[START OF INPUT MATERIAL]

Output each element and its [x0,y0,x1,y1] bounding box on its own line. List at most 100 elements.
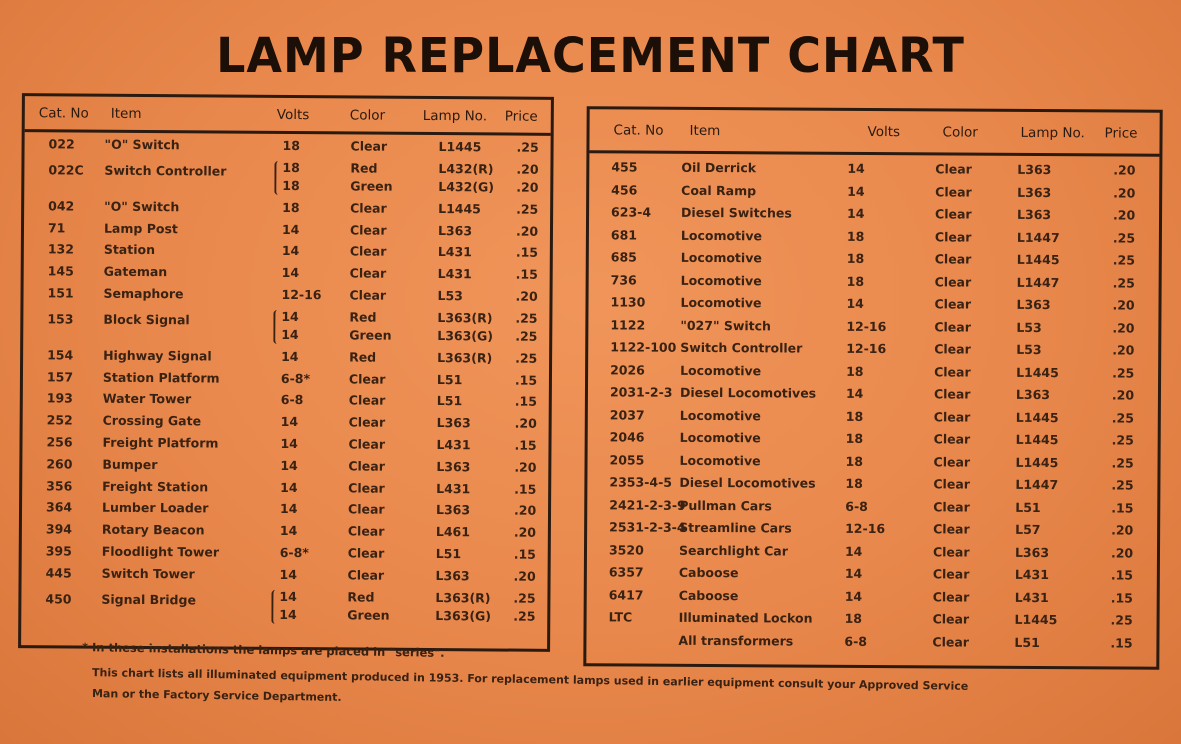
color-cell: Clear [935,183,972,200]
item-cell: Freight Station [102,478,209,495]
volts-cell: 14 [279,566,298,582]
header-color: Color [942,124,978,141]
table-row: 153 Block Signal 14 14 Red Green L363(R) L363(G… [23,307,549,351]
color-cell: Clear [347,501,385,518]
color-cell: Red [349,349,377,365]
color-cell: Clear [347,545,385,561]
lamp-no-cell: L1445 [1014,611,1058,628]
lamp-no-cell: L51 [1015,499,1041,515]
color-cell: Clear [933,386,971,402]
item-cell: Searchlight Car [678,542,788,558]
volts-cell: 18 [846,228,865,244]
item-cell: Caboose [678,564,739,581]
price-cell: .25 [1110,612,1133,628]
volts-cell-line: 14 [281,326,299,342]
right-table: Cat. No Item Volts Color Lamp No. Price … [583,106,1163,670]
cat-no-cell: LTC [608,609,633,625]
lamp-no-cell: L1445 [1015,431,1059,448]
table-row: All transformers 6-8 Clear L51 .15 [586,632,1156,658]
table-row: 022C Switch Controller 18 18 Red Green L432(R)… [24,158,550,202]
volts-cell: 14 [844,565,863,581]
lamp-no-cell: L363(R) [437,349,493,366]
item-cell: "O" Switch [104,198,180,215]
item-cell: Pullman Cars [679,497,772,513]
lamp-no-cell: L53 [1016,341,1042,358]
cat-no-cell: 256 [46,434,73,450]
price-cell: .20 [1110,544,1134,561]
lamp-no-cell-line: L363(R) [437,309,493,326]
price-cell: .15 [1111,499,1134,516]
color-cell: Clear [933,521,970,537]
item-cell: Switch Controller [680,339,803,356]
color-cell: Clear [347,567,385,583]
lamp-no-cell-line: L432(G) [438,178,495,195]
lamp-no-cell: L363 [1017,161,1052,178]
price-cell: .15 [514,437,537,453]
item-cell: "027" Switch [680,317,772,333]
item-cell: Station Platform [102,369,220,386]
page-title: LAMP REPLACEMENT CHART [216,26,965,84]
lamp-no-cell: L363 [1017,206,1052,223]
price-cell-line: .25 [515,328,538,344]
left-table-header: Cat. No Item Volts Color Lamp No. Price [24,96,551,136]
item-cell: Crossing Gate [102,412,202,429]
item-cell: Lamp Post [103,220,178,236]
cat-no-cell: 145 [47,263,74,279]
volts-cell: 6-8* [280,370,311,386]
color-cell: Clear [934,363,971,380]
color-cell: Clear [349,265,387,281]
color-cell: Red Green [350,160,393,196]
color-cell: Red Green [347,589,390,625]
lamp-no-cell: L1445 [438,200,481,217]
price-cell: .15 [514,372,538,388]
color-cell: Clear [350,138,388,154]
header-lamp-no: Lamp No. [1020,124,1085,142]
color-cell: Clear [934,296,972,312]
volts-cell-line: 18 [282,177,300,193]
price-cell: .15 [1110,567,1134,583]
color-cell: Clear [349,222,387,238]
header-lamp-no: Lamp No. [422,107,488,125]
lamp-no-cell: L1447 [1015,476,1059,493]
color-cell: Clear [932,588,970,605]
cat-no-cell: 1122 [610,316,646,333]
lamp-no-cell: L363 [436,458,471,475]
cat-no-cell: 2031-2-3 [609,384,673,400]
volts-cell: 18 [844,610,863,626]
cat-no-cell: 151 [47,285,74,301]
volts-cell: 14 [844,588,863,604]
color-cell: Clear [349,243,387,260]
lamp-no-cell: L1445 [1016,251,1060,268]
volts-cell: 6-8 [280,392,304,408]
price-cell: .25 [1111,432,1134,448]
color-cell: Clear [933,431,971,447]
item-cell: Semaphore [103,285,184,302]
lamp-no-cell: L53 [437,288,463,304]
volts-cell: 14 [845,385,864,401]
lamp-no-cell: L363(R) L363(G) [437,310,493,346]
color-cell: Clear [934,228,972,245]
color-cell: Clear [347,523,385,539]
item-cell: Rotary Beacon [101,521,205,538]
item-cell: Oil Derrick [681,159,757,176]
color-cell-line: Green [350,178,393,194]
volts-cell: 14 [847,205,865,221]
price-cell: .25 [1112,274,1135,291]
cat-no-cell: 157 [46,368,74,385]
cat-no-cell: 2531-2-3-4 [609,519,686,535]
item-cell: "O" Switch [104,136,180,153]
lamp-no-cell: L431 [436,480,471,496]
cat-no-cell: 2046 [609,429,645,445]
volts-cell: 18 [846,363,864,379]
price-cell-line: .25 [513,590,536,606]
price-cell: .15 [1110,634,1133,651]
volts-cell-line: 14 [279,588,297,604]
price-cell: .20 [513,524,537,540]
price-cell: .20 [1113,162,1136,178]
lamp-no-cell: L1445 [1015,454,1059,470]
header-cat-no: Cat. No [38,105,89,122]
price-cell: .20 [513,568,536,584]
right-table-rows: 455 Oil Derrick 14 Clear L363 .20 456 Coal Ramp… [589,159,1159,650]
color-cell: Clear [348,458,385,474]
item-cell: Lumber Loader [101,500,209,516]
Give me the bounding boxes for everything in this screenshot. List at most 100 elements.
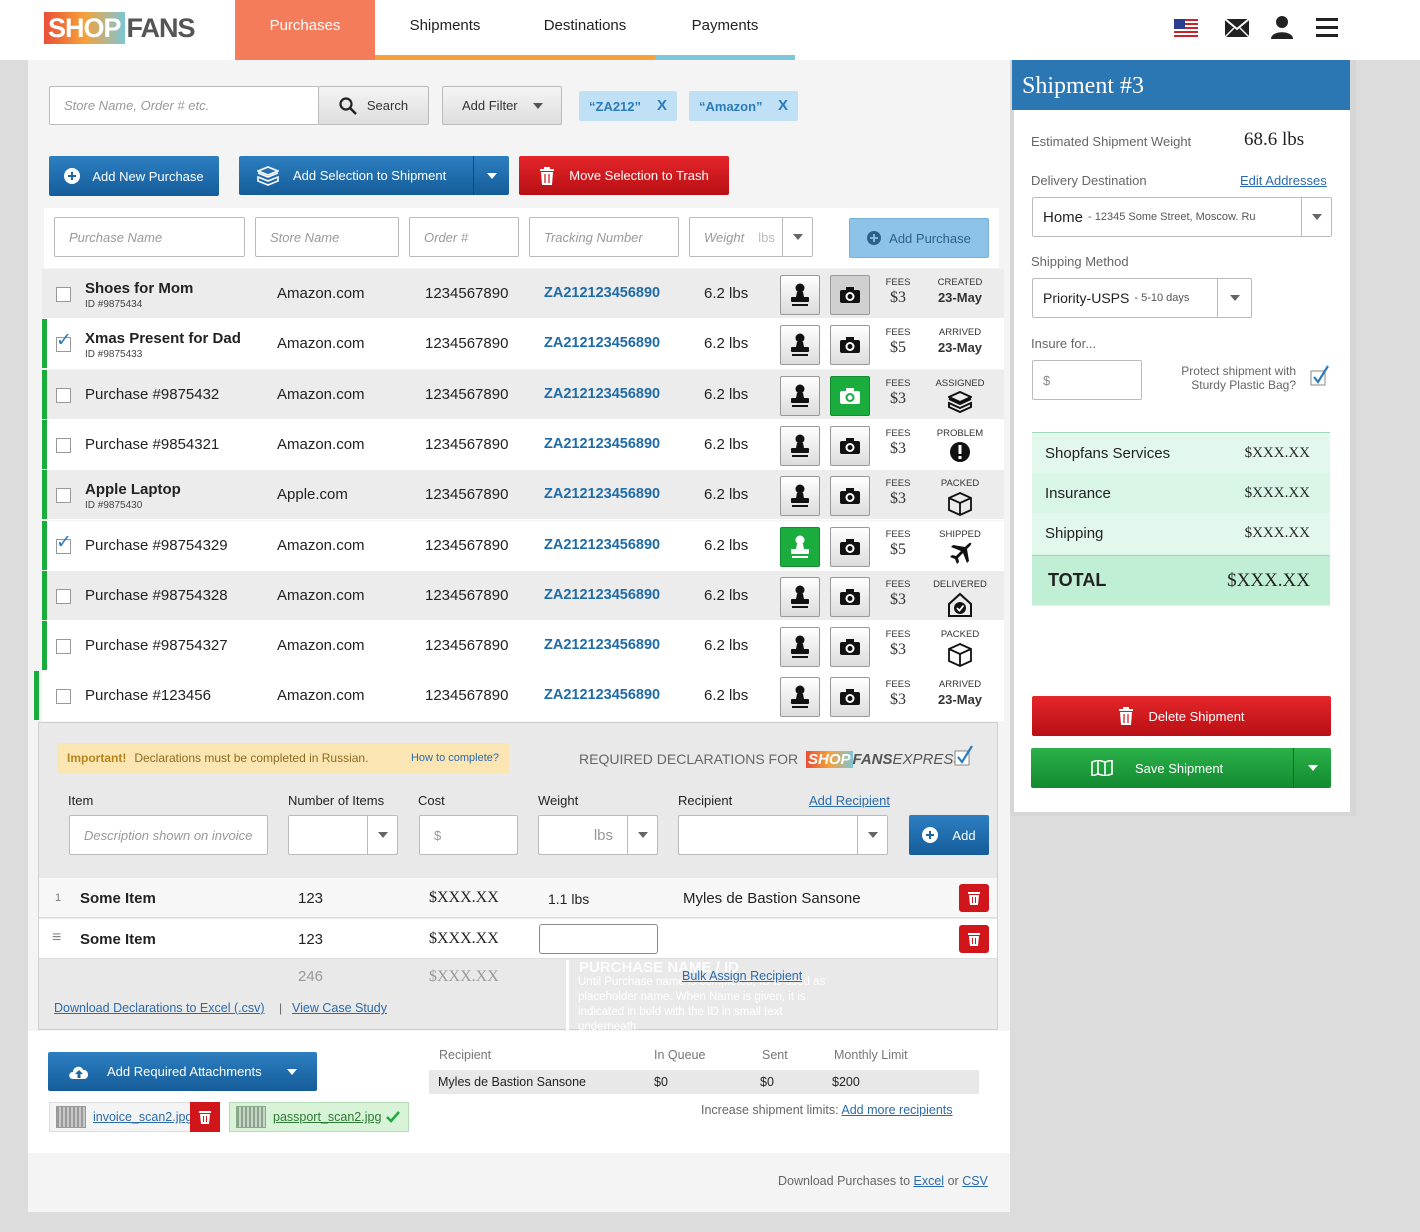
save-shipment-button[interactable]: Save Shipment bbox=[1031, 748, 1331, 788]
recipient-select[interactable] bbox=[678, 815, 888, 855]
row-checkbox[interactable] bbox=[56, 387, 71, 403]
mail-icon[interactable] bbox=[1224, 18, 1250, 38]
purchase-row[interactable]: Purchase #98754327 Amazon.com 1234567890 ZA… bbox=[42, 621, 1004, 672]
add-recipient-link[interactable]: Add Recipient bbox=[809, 793, 890, 808]
menu-icon[interactable] bbox=[1316, 17, 1338, 37]
store-name-input[interactable]: Store Name bbox=[255, 217, 399, 257]
delete-item-button[interactable] bbox=[959, 884, 989, 912]
shipping-method-select[interactable]: Priority-USPS - 5-10 days bbox=[1032, 278, 1252, 318]
destination-select[interactable]: Home - 12345 Some Street, Moscow. Ru bbox=[1032, 197, 1332, 237]
insure-input[interactable]: $ bbox=[1032, 360, 1142, 400]
row-checkbox[interactable] bbox=[56, 437, 71, 453]
attachment-filename[interactable]: invoice_scan2.jpg bbox=[93, 1110, 193, 1124]
add-declaration-button[interactable]: Add bbox=[909, 815, 989, 855]
purchase-row[interactable]: Apple Laptop ID #9875430 Apple.com 12345678… bbox=[42, 470, 1004, 521]
drag-handle-icon[interactable]: ≡ bbox=[52, 929, 62, 946]
tracking-number-input[interactable]: Tracking Number bbox=[529, 217, 679, 257]
tracking-number[interactable]: ZA212123456890 bbox=[544, 285, 661, 301]
tracking-number[interactable]: ZA212123456890 bbox=[544, 687, 661, 704]
search-button[interactable]: Search bbox=[318, 86, 429, 125]
photo-button[interactable] bbox=[830, 677, 870, 718]
tab-destinations[interactable]: Destinations bbox=[515, 0, 655, 60]
close-icon[interactable]: X bbox=[656, 97, 667, 114]
checkbox-checked-icon[interactable] bbox=[954, 745, 974, 767]
bulk-assign-recipient-link[interactable]: Bulk Assign Recipient bbox=[682, 969, 803, 983]
purchase-row[interactable]: Purchase #98754328 Amazon.com 1234567890 ZA… bbox=[42, 570, 1004, 621]
stamp-button[interactable] bbox=[780, 576, 820, 617]
photo-button[interactable] bbox=[830, 325, 870, 366]
number-of-items-select[interactable] bbox=[288, 815, 398, 855]
add-selection-dropdown[interactable] bbox=[473, 156, 509, 195]
purchase-row[interactable]: Purchase #123456 Amazon.com 1234567890 ZA21… bbox=[34, 671, 1004, 722]
attachment-passport[interactable]: passport_scan2.jpg bbox=[229, 1102, 409, 1132]
edit-addresses-link[interactable]: Edit Addresses bbox=[1240, 173, 1327, 188]
row-checkbox[interactable] bbox=[56, 488, 71, 504]
row-checkbox[interactable] bbox=[56, 329, 72, 353]
view-case-study-link[interactable]: View Case Study bbox=[292, 1001, 387, 1015]
add-required-attachments-button[interactable]: Add Required Attachments bbox=[48, 1052, 317, 1091]
stamp-button[interactable] bbox=[780, 526, 820, 567]
photo-button[interactable] bbox=[830, 375, 870, 416]
attachment-filename[interactable]: passport_scan2.jpg bbox=[273, 1110, 382, 1124]
tracking-number[interactable]: ZA212123456890 bbox=[544, 385, 661, 402]
photo-button[interactable] bbox=[830, 576, 870, 617]
download-excel-link[interactable]: Excel bbox=[913, 1174, 945, 1188]
close-icon[interactable]: X bbox=[777, 97, 788, 114]
add-more-recipients-link[interactable]: Add more recipients bbox=[841, 1103, 953, 1117]
stamp-button[interactable] bbox=[780, 677, 820, 718]
photo-button[interactable] bbox=[830, 476, 870, 517]
item-description-input[interactable]: Description shown on invoice bbox=[69, 815, 268, 855]
weight-input[interactable]: Weight lbs bbox=[689, 217, 813, 257]
user-icon[interactable] bbox=[1270, 15, 1294, 39]
tracking-number[interactable]: ZA212123456890 bbox=[544, 435, 661, 452]
us-flag-icon[interactable] bbox=[1174, 19, 1198, 37]
add-filter-dropdown[interactable]: Add Filter bbox=[442, 86, 562, 125]
tracking-number[interactable]: ZA212123456890 bbox=[544, 335, 661, 352]
stamp-button[interactable] bbox=[780, 476, 820, 517]
photo-button[interactable] bbox=[830, 425, 870, 466]
cost-input[interactable]: $ bbox=[419, 815, 518, 855]
purchase-row[interactable]: Purchase #9854321 Amazon.com 1234567890 ZA2… bbox=[42, 419, 1004, 470]
download-csv-link[interactable]: CSV bbox=[962, 1174, 988, 1188]
purchase-name-input[interactable]: Purchase Name bbox=[54, 217, 245, 257]
stamp-button[interactable] bbox=[780, 275, 820, 315]
photo-button[interactable] bbox=[830, 275, 870, 315]
row-checkbox[interactable] bbox=[56, 531, 72, 554]
search-input[interactable]: Store Name, Order # etc. bbox=[49, 86, 319, 125]
tab-shipments[interactable]: Shipments bbox=[375, 0, 515, 60]
row-checkbox[interactable] bbox=[56, 588, 71, 604]
photo-button[interactable] bbox=[830, 526, 870, 567]
delete-item-button[interactable] bbox=[959, 925, 989, 953]
purchase-row[interactable]: Shoes for Mom ID #9875434 Amazon.com 123456… bbox=[42, 269, 1004, 319]
delete-attachment-button[interactable] bbox=[190, 1102, 220, 1132]
add-purchase-button[interactable]: Add Purchase bbox=[849, 218, 989, 258]
stamp-button[interactable] bbox=[780, 627, 820, 668]
tracking-number[interactable]: ZA212123456890 bbox=[544, 586, 661, 603]
tab-purchases[interactable]: Purchases bbox=[235, 0, 375, 68]
tracking-number[interactable]: ZA212123456890 bbox=[544, 536, 661, 553]
declaration-weight-edit-input[interactable] bbox=[539, 924, 658, 954]
purchase-row[interactable]: Purchase #9875432 Amazon.com 1234567890 ZA2… bbox=[42, 369, 1004, 420]
photo-button[interactable] bbox=[830, 627, 870, 668]
row-checkbox[interactable] bbox=[56, 639, 71, 655]
row-checkbox[interactable] bbox=[56, 689, 71, 705]
how-to-complete-link[interactable]: How to complete? bbox=[410, 752, 499, 764]
tab-payments[interactable]: Payments bbox=[655, 0, 795, 60]
stamp-button[interactable] bbox=[780, 375, 820, 416]
move-to-trash-button[interactable]: Move Selection to Trash bbox=[519, 156, 729, 195]
tracking-number[interactable]: ZA212123456890 bbox=[544, 637, 661, 654]
save-shipment-dropdown[interactable] bbox=[1293, 748, 1331, 788]
shopfans-logo[interactable]: SHOP FANS bbox=[44, 12, 196, 44]
tracking-number[interactable]: ZA212123456890 bbox=[544, 486, 661, 503]
add-new-purchase-button[interactable]: Add New Purchase bbox=[49, 156, 219, 196]
attachment-invoice[interactable]: invoice_scan2.jpg bbox=[49, 1102, 220, 1132]
purchase-row[interactable]: Purchase #98754329 Amazon.com 1234567890 ZA… bbox=[42, 520, 1004, 571]
weight-unit-dropdown[interactable] bbox=[782, 218, 812, 256]
stamp-button[interactable] bbox=[780, 325, 820, 366]
order-number-input[interactable]: Order # bbox=[409, 217, 519, 257]
delete-shipment-button[interactable]: Delete Shipment bbox=[1032, 696, 1331, 736]
row-checkbox[interactable] bbox=[56, 287, 71, 302]
item-weight-input[interactable]: lbs bbox=[538, 815, 658, 855]
add-selection-to-shipment-button[interactable]: Add Selection to Shipment bbox=[239, 156, 509, 195]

[END OF INPUT MATERIAL]

EXERCISE PROMPT: How many lines in the rows above contain the string "stamp"? Reply with the number alone.

ANSWER: 8